* AIM *
Write out every line of the material as it stands, apart from the pictures.

* Collection entries *
....
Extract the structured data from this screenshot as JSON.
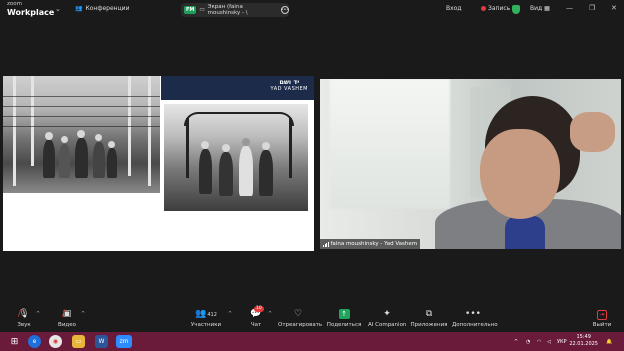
{
  "app": {
    "brand_top": "zoom",
    "brand_name": "Workplace"
  },
  "topbar": {
    "conferences_label": "Конференции",
    "share_badge": "FM",
    "share_label": "Экран (faina moushinsky - \\",
    "enter_label": "Вход",
    "record_label": "Запись",
    "view_label": "Вид"
  },
  "shared_screen": {
    "logo_hebrew": "יד ושם",
    "logo_latin": "YAD VASHEM"
  },
  "participant": {
    "name": "faina moushinsky - Yad Vashem"
  },
  "toolbar": {
    "audio_label": "Звук",
    "video_label": "Видео",
    "participants_label": "Участники",
    "participants_count": "412",
    "chat_label": "Чат",
    "chat_badge": "10",
    "react_label": "Отреагировать",
    "share_label": "Поделиться",
    "ai_label": "AI Companion",
    "apps_label": "Приложения",
    "more_label": "Дополнительно",
    "leave_label": "Выйти"
  },
  "taskbar": {
    "lang": "УКР",
    "time": "15:49",
    "date": "22.01.2025"
  },
  "colors": {
    "accent_green": "#20a45c",
    "record_red": "#e23b3b",
    "taskbar": "#6a1b3a"
  }
}
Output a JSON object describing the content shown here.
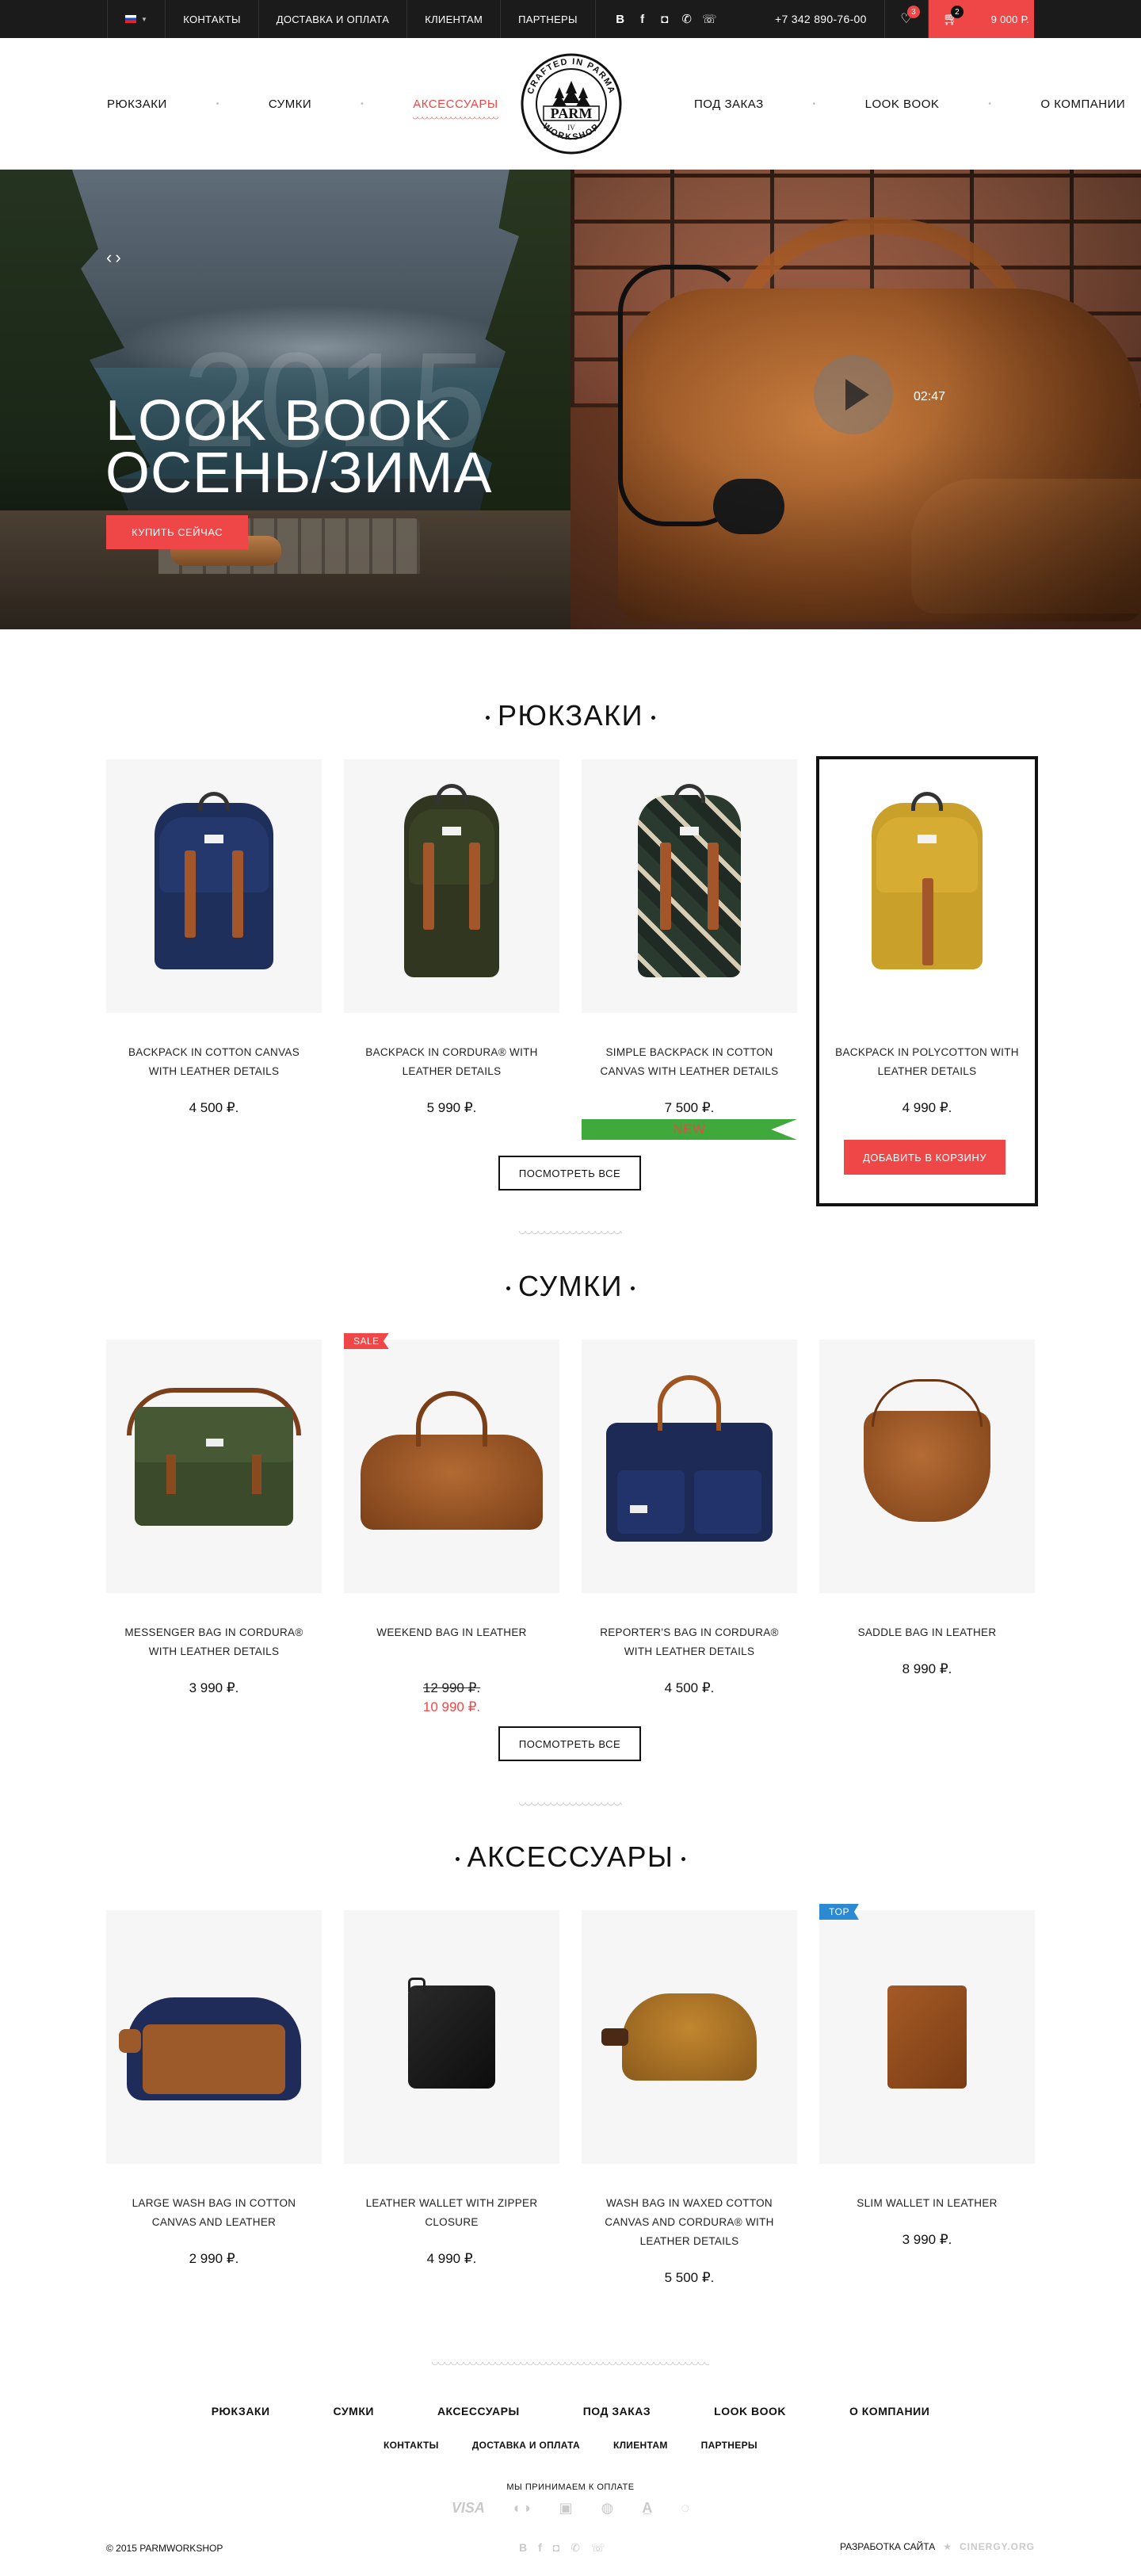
{
  "topbar": {
    "lang": "RU",
    "links": [
      "КОНТАКТЫ",
      "ДОСТАВКА И ОПЛАТА",
      "КЛИЕНТАМ",
      "ПАРТНЕРЫ"
    ],
    "phone": "+7 342 890-76-00",
    "favorites_count": "3",
    "cart_count": "2",
    "cart_total": "9 000 Р."
  },
  "nav": {
    "left": [
      "РЮКЗАКИ",
      "СУМКИ",
      "АКСЕССУАРЫ"
    ],
    "right": [
      "ПОД ЗАКАЗ",
      "LOOK BOOK",
      "О КОМПАНИИ"
    ],
    "active": "АКСЕССУАРЫ"
  },
  "logo": {
    "top_arc": "CRAFTED IN PARMA",
    "main": "PARM",
    "roman": "IV",
    "bottom_arc": "WORKSHOP"
  },
  "hero": {
    "year": "2015",
    "title_line1": "LOOK BOOK",
    "title_line2": "ОСЕНЬ/ЗИМА",
    "button": "КУПИТЬ СЕЙЧАС",
    "video_duration": "02:47"
  },
  "sections": [
    {
      "title": "РЮКЗАКИ",
      "view_all": "ПОСМОТРЕТЬ ВСЕ",
      "products": [
        {
          "name": "BACKPACK IN COTTON CANVAS WITH LEATHER DETAILS",
          "price": "4 500 ₽."
        },
        {
          "name": "BACKPACK IN CORDURA® WITH LEATHER DETAILS",
          "price": "5 990 ₽."
        },
        {
          "name": "SIMPLE BACKPACK IN COTTON CANVAS WITH LEATHER DETAILS",
          "price": "7 500 ₽.",
          "tag": "NEW"
        },
        {
          "name": "BACKPACK IN POLYCOTTON WITH LEATHER DETAILS",
          "price": "4 990 ₽.",
          "add_to_cart": "ДОБАВИТЬ В КОРЗИНУ"
        }
      ]
    },
    {
      "title": "СУМКИ",
      "view_all": "ПОСМОТРЕТЬ ВСЕ",
      "products": [
        {
          "name": "MESSENGER BAG IN CORDURA® WITH LEATHER DETAILS",
          "price": "3 990 ₽."
        },
        {
          "name": "WEEKEND BAG IN LEATHER",
          "old_price": "12 990 ₽.",
          "price": "10 990 ₽.",
          "tag": "SALE"
        },
        {
          "name": "REPORTER'S BAG IN CORDURA® WITH LEATHER DETAILS",
          "price": "4 500 ₽."
        },
        {
          "name": "SADDLE BAG IN LEATHER",
          "price": "8 990 ₽."
        }
      ]
    },
    {
      "title": "АКСЕССУАРЫ",
      "products": [
        {
          "name": "LARGE WASH BAG IN COTTON CANVAS AND LEATHER",
          "price": "2 990 ₽."
        },
        {
          "name": "LEATHER WALLET WITH ZIPPER CLOSURE",
          "price": "4 990 ₽."
        },
        {
          "name": "WASH BAG IN WAXED COTTON CANVAS AND CORDURA® WITH LEATHER DETAILS",
          "price": "5 500 ₽."
        },
        {
          "name": "SLIM WALLET IN LEATHER",
          "price": "3 990 ₽.",
          "tag": "TOP"
        }
      ]
    }
  ],
  "footer": {
    "nav": [
      "РЮКЗАКИ",
      "СУМКИ",
      "АКСЕССУАРЫ",
      "ПОД ЗАКАЗ",
      "LOOK BOOK",
      "О КОМПАНИИ"
    ],
    "nav2": [
      "КОНТАКТЫ",
      "ДОСТАВКА И ОПЛАТА",
      "КЛИЕНТАМ",
      "ПАРТНЕРЫ"
    ],
    "payment_title": "МЫ ПРИНИМАЕМ К ОПЛАТЕ",
    "payment_methods": [
      "VISA",
      "mastercard-icon",
      "wallet-icon",
      "webmoney-icon",
      "alfa-icon",
      "qiwi-icon"
    ],
    "copyright": "© 2015 PARMWORKSHOP",
    "developer_label": "РАЗРАБОТКА САЙТА",
    "developer": "CINERGY.ORG"
  },
  "colors": {
    "accent": "#ef4747",
    "dark": "#1b1b1b",
    "new_tag": "#3fa93b",
    "top_tag": "#2b8ad1"
  }
}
....
* RESPONSE TO THE EXERCISE *
Extract the structured data from this screenshot as JSON.
{
  "app": {
    "brand_top": "zoom",
    "brand_name": "Workplace"
  },
  "topbar": {
    "conferences_label": "Конференции",
    "share_badge": "FM",
    "share_label": "Экран (faina moushinsky - \\",
    "enter_label": "Вход",
    "record_label": "Запись",
    "view_label": "Вид"
  },
  "shared_screen": {
    "logo_hebrew": "יד ושם",
    "logo_latin": "YAD VASHEM"
  },
  "participant": {
    "name": "faina moushinsky - Yad Vashem"
  },
  "toolbar": {
    "audio_label": "Звук",
    "video_label": "Видео",
    "participants_label": "Участники",
    "participants_count": "412",
    "chat_label": "Чат",
    "chat_badge": "10",
    "react_label": "Отреагировать",
    "share_label": "Поделиться",
    "ai_label": "AI Companion",
    "apps_label": "Приложения",
    "more_label": "Дополнительно",
    "leave_label": "Выйти"
  },
  "taskbar": {
    "lang": "УКР",
    "time": "15:49",
    "date": "22.01.2025"
  },
  "colors": {
    "accent_green": "#20a45c",
    "record_red": "#e23b3b",
    "taskbar": "#6a1b3a"
  }
}
Output a JSON object describing the content shown here.
{
  "topbar": {
    "lang": "RU",
    "links": [
      "КОНТАКТЫ",
      "ДОСТАВКА И ОПЛАТА",
      "КЛИЕНТАМ",
      "ПАРТНЕРЫ"
    ],
    "phone": "+7 342 890-76-00",
    "favorites_count": "3",
    "cart_count": "2",
    "cart_total": "9 000 Р."
  },
  "nav": {
    "left": [
      "РЮКЗАКИ",
      "СУМКИ",
      "АКСЕССУАРЫ"
    ],
    "right": [
      "ПОД ЗАКАЗ",
      "LOOK BOOK",
      "О КОМПАНИИ"
    ],
    "active": "АКСЕССУАРЫ"
  },
  "logo": {
    "top_arc": "CRAFTED IN PARMA",
    "main": "PARM",
    "roman": "IV",
    "bottom_arc": "WORKSHOP"
  },
  "hero": {
    "year": "2015",
    "title_line1": "LOOK BOOK",
    "title_line2": "ОСЕНЬ/ЗИМА",
    "button": "КУПИТЬ СЕЙЧАС",
    "video_duration": "02:47"
  },
  "sections": [
    {
      "title": "РЮКЗАКИ",
      "view_all": "ПОСМОТРЕТЬ ВСЕ",
      "products": [
        {
          "name": "BACKPACK IN COTTON CANVAS WITH LEATHER DETAILS",
          "price": "4 500 ₽."
        },
        {
          "name": "BACKPACK IN CORDURA® WITH LEATHER DETAILS",
          "price": "5 990 ₽."
        },
        {
          "name": "SIMPLE BACKPACK IN COTTON CANVAS WITH LEATHER DETAILS",
          "price": "7 500 ₽.",
          "tag": "NEW"
        },
        {
          "name": "BACKPACK IN POLYCOTTON WITH LEATHER DETAILS",
          "price": "4 990 ₽.",
          "add_to_cart": "ДОБАВИТЬ В КОРЗИНУ"
        }
      ]
    },
    {
      "title": "СУМКИ",
      "view_all": "ПОСМОТРЕТЬ ВСЕ",
      "products": [
        {
          "name": "MESSENGER BAG IN CORDURA® WITH LEATHER DETAILS",
          "price": "3 990 ₽."
        },
        {
          "name": "WEEKEND BAG IN LEATHER",
          "old_price": "12 990 ₽.",
          "price": "10 990 ₽.",
          "tag": "SALE"
        },
        {
          "name": "REPORTER'S BAG IN CORDURA® WITH LEATHER DETAILS",
          "price": "4 500 ₽."
        },
        {
          "name": "SADDLE BAG IN LEATHER",
          "price": "8 990 ₽."
        }
      ]
    },
    {
      "title": "АКСЕССУАРЫ",
      "products": [
        {
          "name": "LARGE WASH BAG IN COTTON CANVAS AND LEATHER",
          "price": "2 990 ₽."
        },
        {
          "name": "LEATHER WALLET WITH ZIPPER CLOSURE",
          "price": "4 990 ₽."
        },
        {
          "name": "WASH BAG IN WAXED COTTON CANVAS AND CORDURA® WITH LEATHER DETAILS",
          "price": "5 500 ₽."
        },
        {
          "name": "SLIM WALLET IN LEATHER",
          "price": "3 990 ₽.",
          "tag": "TOP"
        }
      ]
    }
  ],
  "footer": {
    "nav": [
      "РЮКЗАКИ",
      "СУМКИ",
      "АКСЕССУАРЫ",
      "ПОД ЗАКАЗ",
      "LOOK BOOK",
      "О КОМПАНИИ"
    ],
    "nav2": [
      "КОНТАКТЫ",
      "ДОСТАВКА И ОПЛАТА",
      "КЛИЕНТАМ",
      "ПАРТНЕРЫ"
    ],
    "payment_title": "МЫ ПРИНИМАЕМ К ОПЛАТЕ",
    "payment_methods": [
      "VISA",
      "mastercard-icon",
      "wallet-icon",
      "webmoney-icon",
      "alfa-icon",
      "qiwi-icon"
    ],
    "copyright": "© 2015 PARMWORKSHOP",
    "developer_label": "РАЗРАБОТКА САЙТА",
    "developer": "CINERGY.ORG"
  },
  "colors": {
    "accent": "#ef4747",
    "dark": "#1b1b1b",
    "new_tag": "#3fa93b",
    "top_tag": "#2b8ad1"
  }
}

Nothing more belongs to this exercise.